▸ **Source extract**
Monday, January 25, 2010

Pissy, Passing Time

I have been keeping pretty busy lately. In no particular order, I made a pile of baby pants, reupholstered a curved-back(!) rocking chair, reupholstered two ottomans and gave them film-canister feet, crocheted baby hats, finally finished a blanket I've been working on for months, made two crib liners, made two kimono-style tops with matching pants (one for a friend), and made matching outfits for the twins (not yet photographed). Here is the associated documentation:












You'd think all this busy-ness would keep me fairly well distracted from the waiting and waiting and waiting for a court date, but it doesn't. We keep getting lousy news on that front. Power and internet outages combined with an expansion at our orphanage mean no baby updates and very slow court scheduling. We just found out that the US embassy has lengthened the wait between court and embassy appointments (read: travel), which means that even if we get our court date assigned today, it will probably still be a few months before we go to Ethiopia. MONTHS.

▸ **Excerpted data**

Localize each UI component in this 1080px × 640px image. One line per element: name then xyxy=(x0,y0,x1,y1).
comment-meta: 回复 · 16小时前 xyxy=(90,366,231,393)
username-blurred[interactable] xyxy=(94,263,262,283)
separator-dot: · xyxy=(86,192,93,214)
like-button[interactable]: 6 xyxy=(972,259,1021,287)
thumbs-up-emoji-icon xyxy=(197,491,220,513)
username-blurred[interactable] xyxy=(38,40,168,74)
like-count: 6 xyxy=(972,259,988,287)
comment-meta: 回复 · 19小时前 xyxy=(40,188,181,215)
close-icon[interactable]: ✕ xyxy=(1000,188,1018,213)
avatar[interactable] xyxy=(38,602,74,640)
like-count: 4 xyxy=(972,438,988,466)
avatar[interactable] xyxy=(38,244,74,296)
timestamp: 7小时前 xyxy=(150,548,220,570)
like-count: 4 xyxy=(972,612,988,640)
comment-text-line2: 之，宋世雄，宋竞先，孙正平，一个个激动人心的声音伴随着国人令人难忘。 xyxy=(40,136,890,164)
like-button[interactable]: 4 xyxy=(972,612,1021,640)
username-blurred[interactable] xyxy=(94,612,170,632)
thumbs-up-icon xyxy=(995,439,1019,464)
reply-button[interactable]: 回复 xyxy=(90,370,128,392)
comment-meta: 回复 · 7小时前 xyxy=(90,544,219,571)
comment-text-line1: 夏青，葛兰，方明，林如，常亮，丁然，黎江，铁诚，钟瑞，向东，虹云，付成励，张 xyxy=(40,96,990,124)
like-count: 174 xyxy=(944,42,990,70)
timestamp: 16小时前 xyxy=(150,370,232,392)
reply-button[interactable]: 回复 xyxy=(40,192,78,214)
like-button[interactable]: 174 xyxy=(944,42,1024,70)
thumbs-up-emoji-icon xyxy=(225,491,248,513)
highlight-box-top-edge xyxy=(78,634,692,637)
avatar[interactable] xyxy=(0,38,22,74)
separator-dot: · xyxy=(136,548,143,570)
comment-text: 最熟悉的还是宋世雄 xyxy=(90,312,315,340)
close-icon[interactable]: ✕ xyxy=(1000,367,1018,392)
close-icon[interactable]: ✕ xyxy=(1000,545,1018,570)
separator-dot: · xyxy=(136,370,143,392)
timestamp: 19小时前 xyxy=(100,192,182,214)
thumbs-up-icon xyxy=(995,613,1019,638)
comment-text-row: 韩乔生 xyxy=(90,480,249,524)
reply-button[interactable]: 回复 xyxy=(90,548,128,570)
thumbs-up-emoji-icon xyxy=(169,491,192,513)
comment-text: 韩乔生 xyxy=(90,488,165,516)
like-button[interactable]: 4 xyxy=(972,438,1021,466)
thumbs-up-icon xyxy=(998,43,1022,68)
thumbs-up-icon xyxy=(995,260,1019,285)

▸ **What you need to do**
Can you reproduce the passage of the blog post above word for word, from "You'd think all" to "to Ethiopia. MONTHS."?

▸ **Result of the exercise**
You'd think all this busy-ness would keep me fairly well distracted from the waiting and waiting and waiting for a court date, but it doesn't. We keep getting lousy news on that front. Power and internet outages combined with an expansion at our orphanage mean no baby updates and very slow court scheduling. We just found out that the US embassy has lengthened the wait between court and embassy appointments (read: travel), which means that even if we get our court date assigned today, it will probably still be a few months before we go to Ethiopia. MONTHS.